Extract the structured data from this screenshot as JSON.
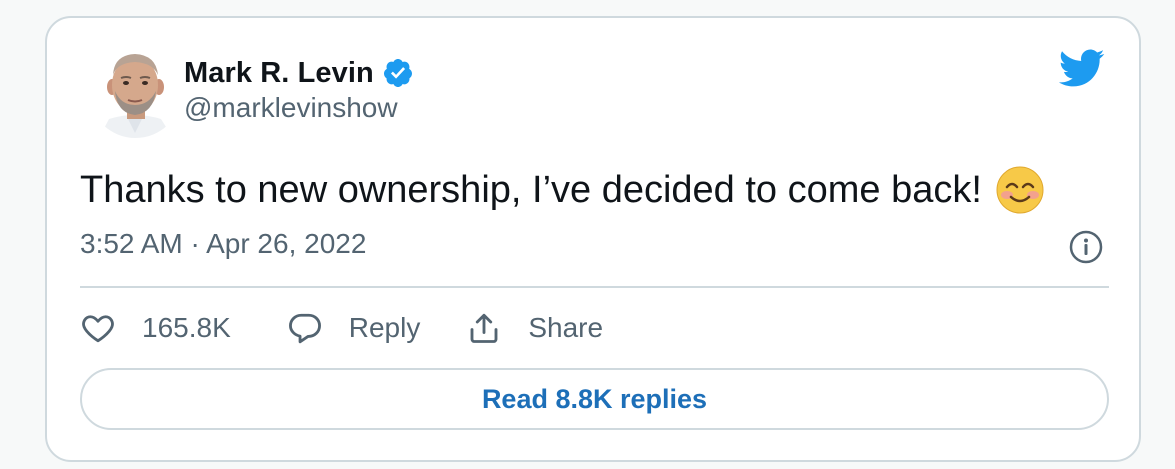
{
  "author": {
    "name": "Mark R. Levin",
    "handle": "@marklevinshow",
    "verified": true,
    "avatar_icon": "profile-photo"
  },
  "tweet": {
    "text": "Thanks to new ownership, I’ve decided to come back!",
    "emoji_icon": "smiling-face-with-smiling-eyes",
    "timestamp": "3:52 AM · Apr 26, 2022"
  },
  "actions": {
    "like_count": "165.8K",
    "reply_label": "Reply",
    "share_label": "Share"
  },
  "footer": {
    "read_replies_label": "Read 8.8K replies"
  },
  "colors": {
    "brand_blue": "#1d9bf0",
    "link_blue": "#1d6fb8",
    "text_primary": "#0f1419",
    "text_secondary": "#536471",
    "border": "#cfd9de"
  },
  "icons": {
    "brand": "twitter-bird-icon",
    "info": "info-icon",
    "like": "heart-icon",
    "reply": "speech-bubble-icon",
    "share": "share-upload-icon"
  }
}
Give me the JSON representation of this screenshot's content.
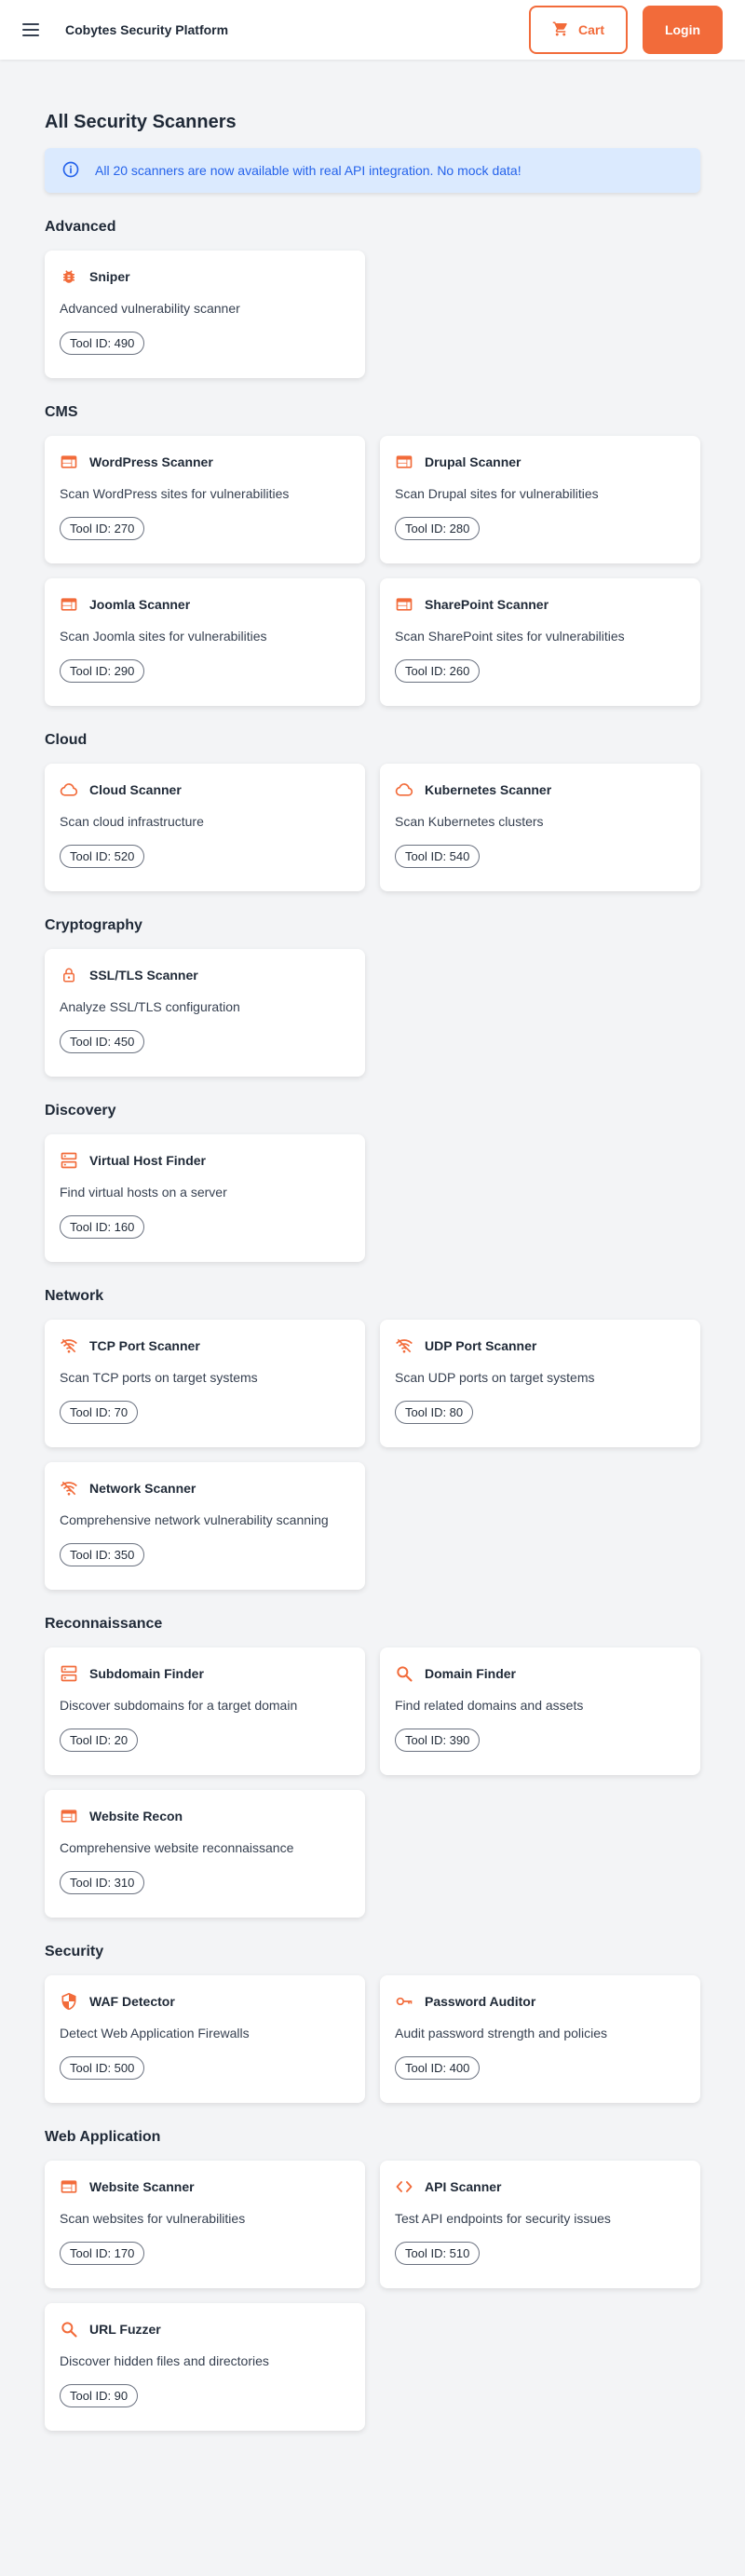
{
  "header": {
    "title": "Cobytes Security Platform",
    "cart_label": "Cart",
    "login_label": "Login"
  },
  "page": {
    "title": "All Security Scanners",
    "info": "All 20 scanners are now available with real API integration. No mock data!"
  },
  "colors": {
    "accent": "#f26b3a",
    "info_bg": "#dbeafe",
    "info_text": "#2563eb"
  },
  "categories": [
    {
      "name": "Advanced",
      "tools": [
        {
          "name": "Sniper",
          "description": "Advanced vulnerability scanner",
          "badge": "Tool ID: 490",
          "icon": "bug-icon"
        }
      ]
    },
    {
      "name": "CMS",
      "tools": [
        {
          "name": "WordPress Scanner",
          "description": "Scan WordPress sites for vulnerabilities",
          "badge": "Tool ID: 270",
          "icon": "web-icon"
        },
        {
          "name": "Drupal Scanner",
          "description": "Scan Drupal sites for vulnerabilities",
          "badge": "Tool ID: 280",
          "icon": "web-icon"
        },
        {
          "name": "Joomla Scanner",
          "description": "Scan Joomla sites for vulnerabilities",
          "badge": "Tool ID: 290",
          "icon": "web-icon"
        },
        {
          "name": "SharePoint Scanner",
          "description": "Scan SharePoint sites for vulnerabilities",
          "badge": "Tool ID: 260",
          "icon": "web-icon"
        }
      ]
    },
    {
      "name": "Cloud",
      "tools": [
        {
          "name": "Cloud Scanner",
          "description": "Scan cloud infrastructure",
          "badge": "Tool ID: 520",
          "icon": "cloud-icon"
        },
        {
          "name": "Kubernetes Scanner",
          "description": "Scan Kubernetes clusters",
          "badge": "Tool ID: 540",
          "icon": "cloud-icon"
        }
      ]
    },
    {
      "name": "Cryptography",
      "tools": [
        {
          "name": "SSL/TLS Scanner",
          "description": "Analyze SSL/TLS configuration",
          "badge": "Tool ID: 450",
          "icon": "lock-icon"
        }
      ]
    },
    {
      "name": "Discovery",
      "tools": [
        {
          "name": "Virtual Host Finder",
          "description": "Find virtual hosts on a server",
          "badge": "Tool ID: 160",
          "icon": "server-icon"
        }
      ]
    },
    {
      "name": "Network",
      "tools": [
        {
          "name": "TCP Port Scanner",
          "description": "Scan TCP ports on target systems",
          "badge": "Tool ID: 70",
          "icon": "network-icon"
        },
        {
          "name": "UDP Port Scanner",
          "description": "Scan UDP ports on target systems",
          "badge": "Tool ID: 80",
          "icon": "network-icon"
        },
        {
          "name": "Network Scanner",
          "description": "Comprehensive network vulnerability scanning",
          "badge": "Tool ID: 350",
          "icon": "network-icon"
        }
      ]
    },
    {
      "name": "Reconnaissance",
      "tools": [
        {
          "name": "Subdomain Finder",
          "description": "Discover subdomains for a target domain",
          "badge": "Tool ID: 20",
          "icon": "server-icon"
        },
        {
          "name": "Domain Finder",
          "description": "Find related domains and assets",
          "badge": "Tool ID: 390",
          "icon": "search-icon"
        },
        {
          "name": "Website Recon",
          "description": "Comprehensive website reconnaissance",
          "badge": "Tool ID: 310",
          "icon": "web-icon"
        }
      ]
    },
    {
      "name": "Security",
      "tools": [
        {
          "name": "WAF Detector",
          "description": "Detect Web Application Firewalls",
          "badge": "Tool ID: 500",
          "icon": "shield-icon"
        },
        {
          "name": "Password Auditor",
          "description": "Audit password strength and policies",
          "badge": "Tool ID: 400",
          "icon": "key-icon"
        }
      ]
    },
    {
      "name": "Web Application",
      "tools": [
        {
          "name": "Website Scanner",
          "description": "Scan websites for vulnerabilities",
          "badge": "Tool ID: 170",
          "icon": "web-icon"
        },
        {
          "name": "API Scanner",
          "description": "Test API endpoints for security issues",
          "badge": "Tool ID: 510",
          "icon": "code-icon"
        },
        {
          "name": "URL Fuzzer",
          "description": "Discover hidden files and directories",
          "badge": "Tool ID: 90",
          "icon": "search-icon"
        }
      ]
    }
  ]
}
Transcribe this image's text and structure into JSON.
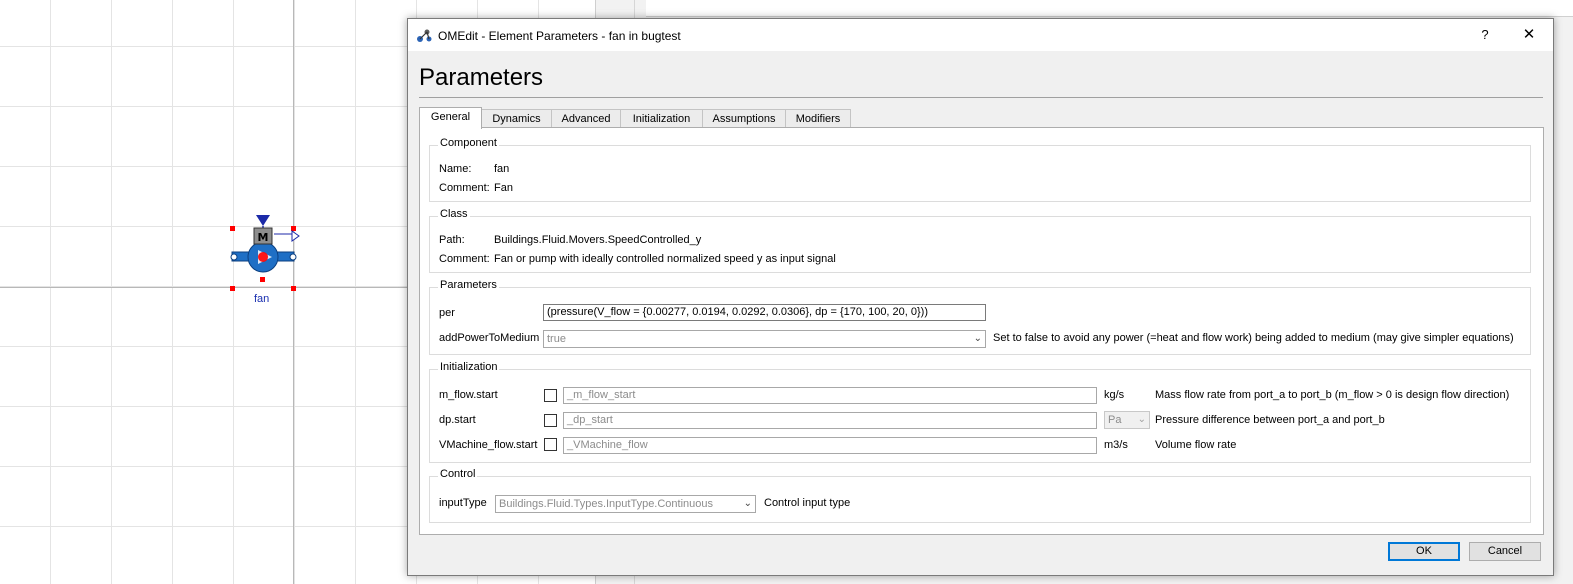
{
  "diagram": {
    "component_label": "fan",
    "motor_letter": "M"
  },
  "dialog": {
    "title": "OMEdit - Element Parameters - fan in bugtest",
    "help_symbol": "?",
    "close_symbol": "✕",
    "heading": "Parameters",
    "tabs": [
      {
        "label": "General",
        "active": true
      },
      {
        "label": "Dynamics",
        "active": false
      },
      {
        "label": "Advanced",
        "active": false
      },
      {
        "label": "Initialization",
        "active": false
      },
      {
        "label": "Assumptions",
        "active": false
      },
      {
        "label": "Modifiers",
        "active": false
      }
    ],
    "component_group": {
      "title": "Component",
      "name_label": "Name:",
      "name_value": "fan",
      "comment_label": "Comment:",
      "comment_value": "Fan"
    },
    "class_group": {
      "title": "Class",
      "path_label": "Path:",
      "path_value": "Buildings.Fluid.Movers.SpeedControlled_y",
      "comment_label": "Comment:",
      "comment_value": "Fan or pump with ideally controlled normalized speed y as input signal"
    },
    "parameters_group": {
      "title": "Parameters",
      "per_label": "per",
      "per_value": "(pressure(V_flow = {0.00277, 0.0194, 0.0292, 0.0306}, dp = {170, 100, 20, 0}))",
      "addpower_label": "addPowerToMedium",
      "addpower_value": "true",
      "addpower_desc": "Set to false to avoid any power (=heat and flow work) being added to medium (may give simpler equations)"
    },
    "initialization_group": {
      "title": "Initialization",
      "rows": [
        {
          "label": "m_flow.start",
          "placeholder": "_m_flow_start",
          "unit": "kg/s",
          "desc": "Mass flow rate from port_a to port_b (m_flow > 0 is design flow direction)"
        },
        {
          "label": "dp.start",
          "placeholder": "_dp_start",
          "unit": "Pa",
          "desc": "Pressure difference between port_a and port_b"
        },
        {
          "label": "VMachine_flow.start",
          "placeholder": "_VMachine_flow",
          "unit": "m3/s",
          "desc": "Volume flow rate"
        }
      ]
    },
    "control_group": {
      "title": "Control",
      "inputtype_label": "inputType",
      "inputtype_value": "Buildings.Fluid.Types.InputType.Continuous",
      "inputtype_desc": "Control input type"
    },
    "ok_label": "OK",
    "cancel_label": "Cancel"
  },
  "colors": {
    "accent": "#0078d7",
    "selection_handle": "#ff0000",
    "component_blue": "#1f6fc5",
    "label_blue": "#1a2fb0"
  }
}
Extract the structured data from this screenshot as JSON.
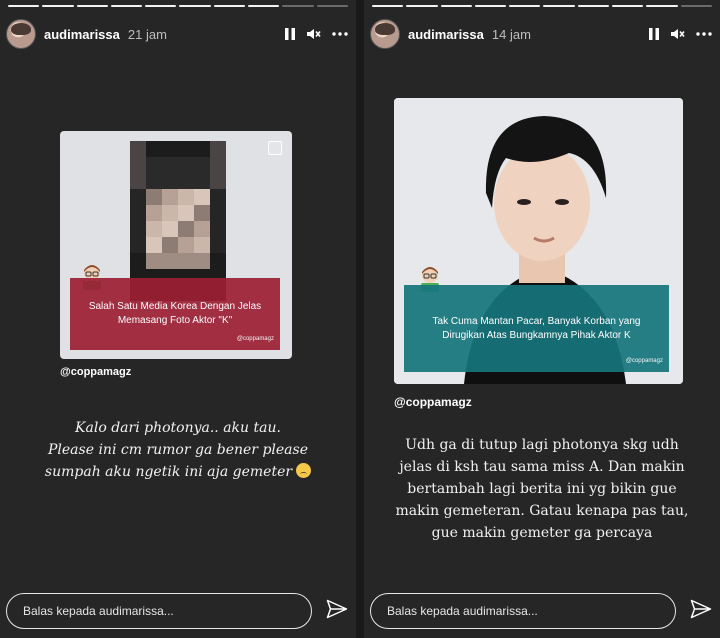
{
  "stories": [
    {
      "username": "audimarissa",
      "time": "21 jam",
      "progress_done": 8,
      "progress_total": 10,
      "card": {
        "caption": "Salah Satu Media Korea Dengan Jelas Memasang Foto Aktor \"K\"",
        "source": "@coppamagz"
      },
      "handle": "@coppamagz",
      "text_lines": [
        "Kalo dari photonya.. aku tau.",
        "Please ini cm rumor ga bener please",
        "sumpah aku ngetik ini aja gemeter"
      ],
      "reply_placeholder": "Balas kepada audimarissa..."
    },
    {
      "username": "audimarissa",
      "time": "14 jam",
      "progress_done": 9,
      "progress_total": 10,
      "card": {
        "caption": "Tak Cuma Mantan Pacar, Banyak Korban yang Dirugikan Atas Bungkamnya Pihak Aktor K",
        "source": "@coppamagz"
      },
      "handle": "@coppamagz",
      "text_lines": [
        "Udh ga di tutup lagi photonya skg udh",
        "jelas di ksh tau sama miss A. Dan makin",
        "bertambah lagi berita ini yg bikin gue",
        "makin gemeteran. Gatau kenapa pas tau,",
        "gue makin gemeter ga percaya"
      ],
      "reply_placeholder": "Balas kepada audimarissa..."
    }
  ],
  "icons": {
    "pause": "pause-icon",
    "mute": "mute-icon",
    "more": "more-icon",
    "send": "send-icon"
  },
  "colors": {
    "background": "#262626",
    "caption_red": "#9c1e34",
    "caption_teal": "#16747c"
  }
}
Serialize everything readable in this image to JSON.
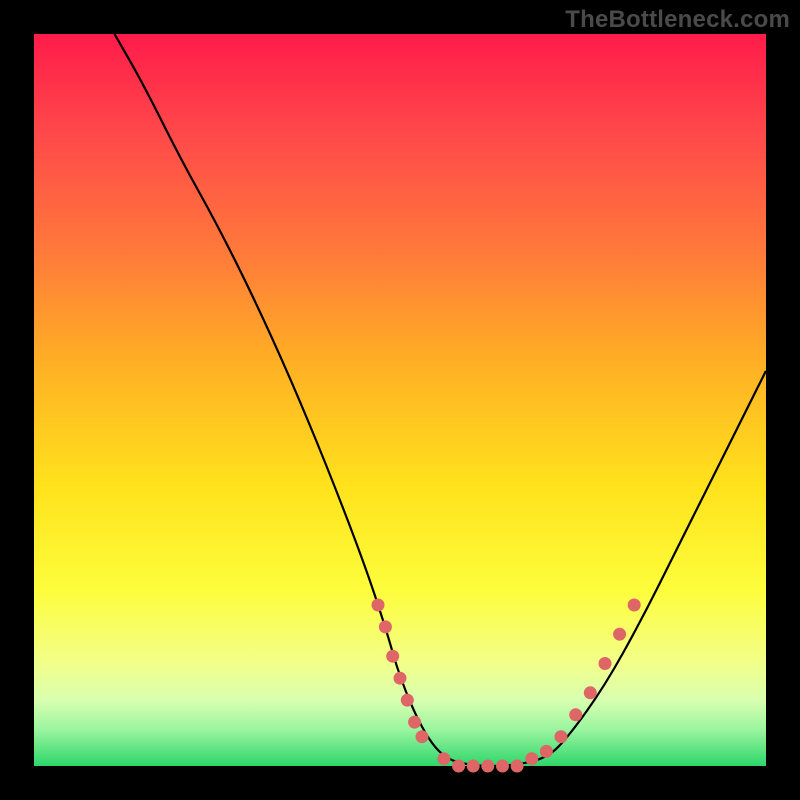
{
  "watermark": "TheBottleneck.com",
  "chart_data": {
    "type": "line",
    "title": "",
    "xlabel": "",
    "ylabel": "",
    "xlim": [
      0,
      100
    ],
    "ylim": [
      0,
      100
    ],
    "grid": false,
    "legend": false,
    "curve": {
      "x": [
        11,
        15,
        20,
        25,
        30,
        35,
        40,
        45,
        48,
        50,
        53,
        56,
        60,
        65,
        70,
        73,
        78,
        83,
        88,
        93,
        98,
        100
      ],
      "y": [
        100,
        93,
        83,
        74,
        64,
        53,
        41,
        28,
        19,
        12,
        5,
        1,
        0,
        0,
        1,
        4,
        11,
        20,
        30,
        40,
        50,
        54
      ]
    },
    "markers": {
      "comment": "salmon dots along the bottom of the V on both flanks and across the trough",
      "points": [
        {
          "x": 47,
          "y": 22
        },
        {
          "x": 48,
          "y": 19
        },
        {
          "x": 49,
          "y": 15
        },
        {
          "x": 50,
          "y": 12
        },
        {
          "x": 51,
          "y": 9
        },
        {
          "x": 52,
          "y": 6
        },
        {
          "x": 53,
          "y": 4
        },
        {
          "x": 56,
          "y": 1
        },
        {
          "x": 58,
          "y": 0
        },
        {
          "x": 60,
          "y": 0
        },
        {
          "x": 62,
          "y": 0
        },
        {
          "x": 64,
          "y": 0
        },
        {
          "x": 66,
          "y": 0
        },
        {
          "x": 68,
          "y": 1
        },
        {
          "x": 70,
          "y": 2
        },
        {
          "x": 72,
          "y": 4
        },
        {
          "x": 74,
          "y": 7
        },
        {
          "x": 76,
          "y": 10
        },
        {
          "x": 78,
          "y": 14
        },
        {
          "x": 80,
          "y": 18
        },
        {
          "x": 82,
          "y": 22
        }
      ]
    },
    "colors": {
      "gradient_top": "#ff1b4a",
      "gradient_mid_orange": "#ff7a3a",
      "gradient_mid_yellow": "#ffe31c",
      "gradient_bottom": "#2dd66a",
      "curve": "#000000",
      "markers": "#de6666",
      "frame": "#000000"
    }
  }
}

EXERCISE OBJECTIVE :: Among the lines of the data, identify those with the word "vulnerability". Copy each of them.

RESPONSE ::
          "description": "Advanced vulnerability scanner",
          "description": "Comprehensive network vulnerability scanning",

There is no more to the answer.